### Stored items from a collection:
● ● ● ● ●

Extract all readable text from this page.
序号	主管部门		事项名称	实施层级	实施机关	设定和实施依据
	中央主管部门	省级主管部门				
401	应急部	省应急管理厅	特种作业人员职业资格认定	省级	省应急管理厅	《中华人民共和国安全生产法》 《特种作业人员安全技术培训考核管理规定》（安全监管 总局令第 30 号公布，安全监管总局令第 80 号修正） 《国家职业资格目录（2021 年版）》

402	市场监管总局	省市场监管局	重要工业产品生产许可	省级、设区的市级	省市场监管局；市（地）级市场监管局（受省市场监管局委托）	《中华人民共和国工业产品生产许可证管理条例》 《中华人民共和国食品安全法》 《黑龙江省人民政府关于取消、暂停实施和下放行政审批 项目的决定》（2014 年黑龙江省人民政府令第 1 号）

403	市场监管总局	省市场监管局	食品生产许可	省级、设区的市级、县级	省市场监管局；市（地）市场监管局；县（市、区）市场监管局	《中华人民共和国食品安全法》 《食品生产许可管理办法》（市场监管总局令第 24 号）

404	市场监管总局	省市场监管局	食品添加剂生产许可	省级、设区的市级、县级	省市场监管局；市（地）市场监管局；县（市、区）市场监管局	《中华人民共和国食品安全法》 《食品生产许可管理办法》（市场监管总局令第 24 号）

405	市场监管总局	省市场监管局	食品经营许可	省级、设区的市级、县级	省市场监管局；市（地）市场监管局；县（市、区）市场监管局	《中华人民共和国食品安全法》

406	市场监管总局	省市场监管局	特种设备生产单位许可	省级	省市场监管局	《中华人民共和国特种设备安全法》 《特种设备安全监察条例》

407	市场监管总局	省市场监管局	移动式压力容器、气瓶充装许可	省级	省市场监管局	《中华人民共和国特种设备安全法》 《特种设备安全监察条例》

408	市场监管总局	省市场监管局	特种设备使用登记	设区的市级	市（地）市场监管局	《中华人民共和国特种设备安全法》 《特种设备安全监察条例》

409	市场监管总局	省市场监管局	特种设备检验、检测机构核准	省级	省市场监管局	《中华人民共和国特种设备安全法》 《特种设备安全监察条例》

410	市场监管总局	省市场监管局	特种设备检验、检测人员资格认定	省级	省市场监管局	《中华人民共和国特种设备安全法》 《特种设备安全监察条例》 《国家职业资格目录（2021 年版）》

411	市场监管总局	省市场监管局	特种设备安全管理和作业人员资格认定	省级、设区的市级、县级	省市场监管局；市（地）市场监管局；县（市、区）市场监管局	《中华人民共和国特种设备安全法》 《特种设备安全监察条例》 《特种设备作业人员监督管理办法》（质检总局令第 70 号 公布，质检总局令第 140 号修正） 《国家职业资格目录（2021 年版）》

● ● ● ● ●

Your task is to print all of the records exactly.

### Solution for this problem:
Extract all readable text from this page.
序号	主管部门		事项名称	实施层级	实施机关	设定和实施依据
	中央主管部门	省级主管部门				
401	应急部	省应急管理厅	特种作业人员职业资格认定	省级	省应急管理厅	《中华人民共和国安全生产法》 《特种作业人员安全技术培训考核管理规定》（安全监管 总局令第 30 号公布，安全监管总局令第 80 号修正） 《国家职业资格目录（2021 年版）》

402	市场监管总局	省市场监管局	重要工业产品生产许可	省级、设区的市级	省市场监管局；市（地）级市场监管局（受省市场监管局委托）	《中华人民共和国工业产品生产许可证管理条例》 《中华人民共和国食品安全法》 《黑龙江省人民政府关于取消、暂停实施和下放行政审批 项目的决定》（2014 年黑龙江省人民政府令第 1 号）

403	市场监管总局	省市场监管局	食品生产许可	省级、设区的市级、县级	省市场监管局；市（地）市场监管局；县（市、区）市场监管局	《中华人民共和国食品安全法》 《食品生产许可管理办法》（市场监管总局令第 24 号）

404	市场监管总局	省市场监管局	食品添加剂生产许可	省级、设区的市级、县级	省市场监管局；市（地）市场监管局；县（市、区）市场监管局	《中华人民共和国食品安全法》 《食品生产许可管理办法》（市场监管总局令第 24 号）

405	市场监管总局	省市场监管局	食品经营许可	省级、设区的市级、县级	省市场监管局；市（地）市场监管局；县（市、区）市场监管局	《中华人民共和国食品安全法》

406	市场监管总局	省市场监管局	特种设备生产单位许可	省级	省市场监管局	《中华人民共和国特种设备安全法》 《特种设备安全监察条例》

407	市场监管总局	省市场监管局	移动式压力容器、气瓶充装许可	省级	省市场监管局	《中华人民共和国特种设备安全法》 《特种设备安全监察条例》

408	市场监管总局	省市场监管局	特种设备使用登记	设区的市级	市（地）市场监管局	《中华人民共和国特种设备安全法》 《特种设备安全监察条例》

409	市场监管总局	省市场监管局	特种设备检验、检测机构核准	省级	省市场监管局	《中华人民共和国特种设备安全法》 《特种设备安全监察条例》

410	市场监管总局	省市场监管局	特种设备检验、检测人员资格认定	省级	省市场监管局	《中华人民共和国特种设备安全法》 《特种设备安全监察条例》 《国家职业资格目录（2021 年版）》

411	市场监管总局	省市场监管局	特种设备安全管理和作业人员资格认定	省级、设区的市级、县级	省市场监管局；市（地）市场监管局；县（市、区）市场监管局	《中华人民共和国特种设备安全法》 《特种设备安全监察条例》 《特种设备作业人员监督管理办法》（质检总局令第 70 号 公布，质检总局令第 140 号修正） 《国家职业资格目录（2021 年版）》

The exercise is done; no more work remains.